**WORK TO COMPLETE:** Copy each line that has the string "this" somewhere in it.

**PROVIDED MATERIAL:**
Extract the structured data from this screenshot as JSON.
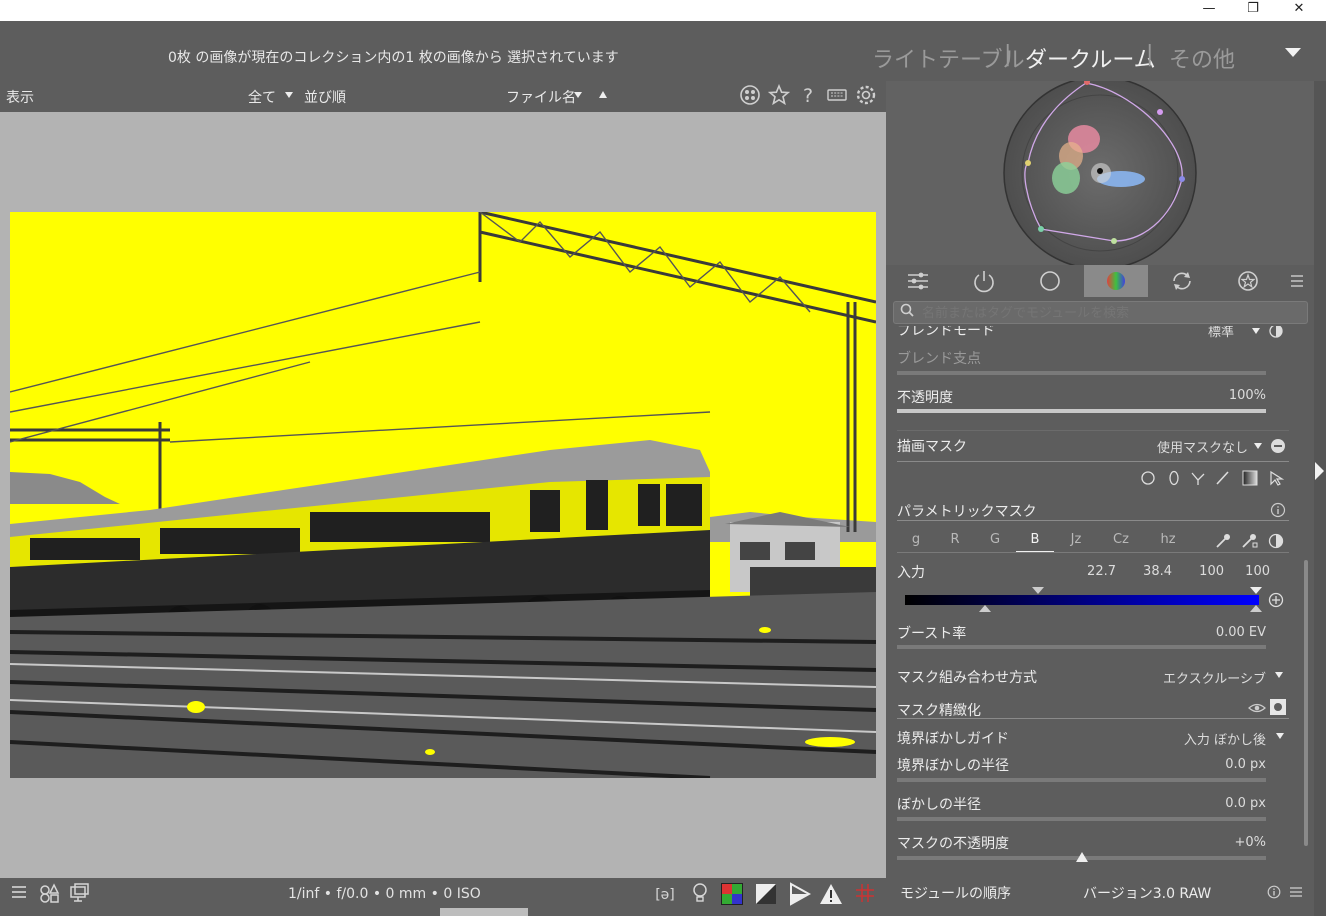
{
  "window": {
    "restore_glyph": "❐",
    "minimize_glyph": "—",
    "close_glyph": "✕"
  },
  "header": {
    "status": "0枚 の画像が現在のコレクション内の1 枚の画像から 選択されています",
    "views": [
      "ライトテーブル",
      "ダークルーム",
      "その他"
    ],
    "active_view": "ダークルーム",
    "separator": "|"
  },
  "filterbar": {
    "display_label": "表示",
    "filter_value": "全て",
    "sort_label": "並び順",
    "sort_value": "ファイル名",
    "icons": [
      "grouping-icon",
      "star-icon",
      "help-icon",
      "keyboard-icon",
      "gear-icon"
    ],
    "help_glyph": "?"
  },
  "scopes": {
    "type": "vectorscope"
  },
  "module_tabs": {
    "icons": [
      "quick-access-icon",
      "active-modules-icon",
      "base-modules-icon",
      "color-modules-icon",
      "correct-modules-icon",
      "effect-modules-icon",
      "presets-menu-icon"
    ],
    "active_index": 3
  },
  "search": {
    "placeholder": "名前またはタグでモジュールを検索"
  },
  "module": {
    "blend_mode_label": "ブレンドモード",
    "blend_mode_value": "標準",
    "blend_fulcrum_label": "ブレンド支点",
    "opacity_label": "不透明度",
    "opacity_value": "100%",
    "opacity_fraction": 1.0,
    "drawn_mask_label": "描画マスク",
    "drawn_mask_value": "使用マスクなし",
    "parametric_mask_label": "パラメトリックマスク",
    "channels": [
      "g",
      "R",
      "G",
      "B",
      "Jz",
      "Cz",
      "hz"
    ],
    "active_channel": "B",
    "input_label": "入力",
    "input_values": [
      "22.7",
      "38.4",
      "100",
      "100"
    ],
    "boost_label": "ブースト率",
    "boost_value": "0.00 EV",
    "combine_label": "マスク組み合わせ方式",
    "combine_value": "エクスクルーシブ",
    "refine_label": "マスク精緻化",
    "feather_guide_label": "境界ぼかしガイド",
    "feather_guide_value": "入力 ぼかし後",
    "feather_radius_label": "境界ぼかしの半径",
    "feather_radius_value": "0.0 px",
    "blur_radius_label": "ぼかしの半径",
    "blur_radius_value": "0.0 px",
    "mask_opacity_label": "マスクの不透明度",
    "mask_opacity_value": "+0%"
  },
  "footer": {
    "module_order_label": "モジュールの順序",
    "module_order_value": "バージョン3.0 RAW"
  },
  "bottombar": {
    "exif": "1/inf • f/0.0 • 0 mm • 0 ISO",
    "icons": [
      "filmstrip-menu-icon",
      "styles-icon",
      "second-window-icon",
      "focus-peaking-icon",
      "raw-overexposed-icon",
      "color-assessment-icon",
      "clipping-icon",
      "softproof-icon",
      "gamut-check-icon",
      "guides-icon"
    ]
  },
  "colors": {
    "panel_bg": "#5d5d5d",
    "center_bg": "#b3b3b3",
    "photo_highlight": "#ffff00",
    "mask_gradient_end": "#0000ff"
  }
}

* * *

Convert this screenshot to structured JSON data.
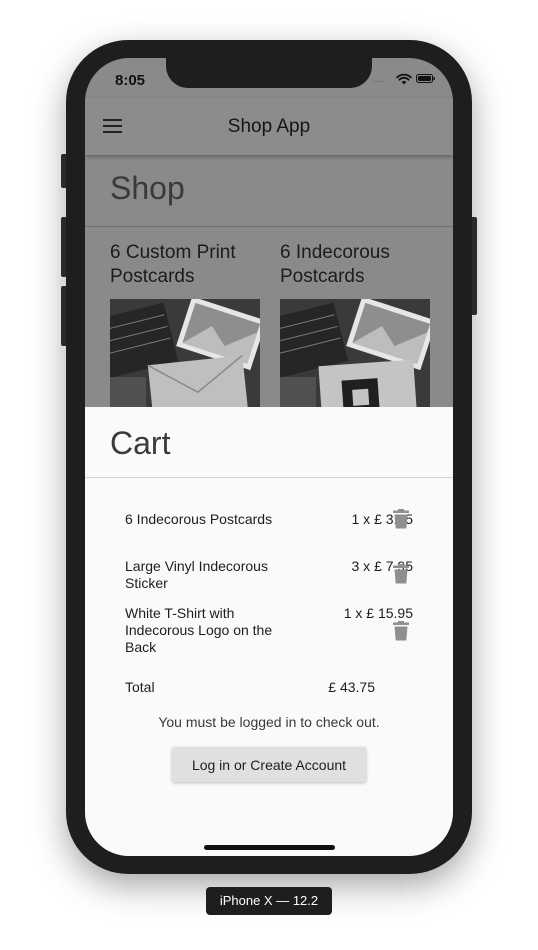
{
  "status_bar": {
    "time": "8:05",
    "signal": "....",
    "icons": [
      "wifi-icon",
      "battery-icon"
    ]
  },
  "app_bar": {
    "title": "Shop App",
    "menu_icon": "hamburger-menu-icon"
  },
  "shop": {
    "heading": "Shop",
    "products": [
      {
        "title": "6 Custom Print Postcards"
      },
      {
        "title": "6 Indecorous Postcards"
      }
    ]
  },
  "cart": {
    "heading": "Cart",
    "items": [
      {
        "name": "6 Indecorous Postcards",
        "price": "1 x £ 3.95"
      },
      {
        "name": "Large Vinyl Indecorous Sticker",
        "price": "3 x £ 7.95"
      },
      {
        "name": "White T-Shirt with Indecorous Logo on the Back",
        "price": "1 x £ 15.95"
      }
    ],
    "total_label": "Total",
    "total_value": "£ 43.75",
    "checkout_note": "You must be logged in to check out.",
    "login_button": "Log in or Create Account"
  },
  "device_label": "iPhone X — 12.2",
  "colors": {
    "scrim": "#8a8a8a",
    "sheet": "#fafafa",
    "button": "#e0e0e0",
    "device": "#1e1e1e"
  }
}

**COMPLETED EXERCISE:**
Extract the structured data from this screenshot as JSON.
Convert this screenshot to structured JSON data.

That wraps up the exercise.